[Items from a data source]
-*-*-
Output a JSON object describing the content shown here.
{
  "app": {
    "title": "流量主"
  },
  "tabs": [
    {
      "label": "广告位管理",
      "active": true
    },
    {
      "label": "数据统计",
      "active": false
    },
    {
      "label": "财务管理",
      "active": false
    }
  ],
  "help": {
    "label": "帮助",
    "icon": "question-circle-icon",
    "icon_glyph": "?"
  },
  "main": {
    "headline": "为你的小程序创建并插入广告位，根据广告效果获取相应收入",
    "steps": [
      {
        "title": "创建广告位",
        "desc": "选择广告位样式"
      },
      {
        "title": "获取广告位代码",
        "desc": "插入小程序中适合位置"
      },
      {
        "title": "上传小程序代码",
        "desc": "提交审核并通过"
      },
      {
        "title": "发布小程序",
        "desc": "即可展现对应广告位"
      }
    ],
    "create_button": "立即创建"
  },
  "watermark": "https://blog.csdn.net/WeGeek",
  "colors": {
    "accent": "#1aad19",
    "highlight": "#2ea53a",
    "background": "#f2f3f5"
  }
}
-*-*-
To do: Output the lines above verbatim and in full.

Complete output:
Output a JSON object describing the content shown here.
{
  "app": {
    "title": "流量主"
  },
  "tabs": [
    {
      "label": "广告位管理",
      "active": true
    },
    {
      "label": "数据统计",
      "active": false
    },
    {
      "label": "财务管理",
      "active": false
    }
  ],
  "help": {
    "label": "帮助",
    "icon": "question-circle-icon",
    "icon_glyph": "?"
  },
  "main": {
    "headline": "为你的小程序创建并插入广告位，根据广告效果获取相应收入",
    "steps": [
      {
        "title": "创建广告位",
        "desc": "选择广告位样式"
      },
      {
        "title": "获取广告位代码",
        "desc": "插入小程序中适合位置"
      },
      {
        "title": "上传小程序代码",
        "desc": "提交审核并通过"
      },
      {
        "title": "发布小程序",
        "desc": "即可展现对应广告位"
      }
    ],
    "create_button": "立即创建"
  },
  "watermark": "https://blog.csdn.net/WeGeek",
  "colors": {
    "accent": "#1aad19",
    "highlight": "#2ea53a",
    "background": "#f2f3f5"
  }
}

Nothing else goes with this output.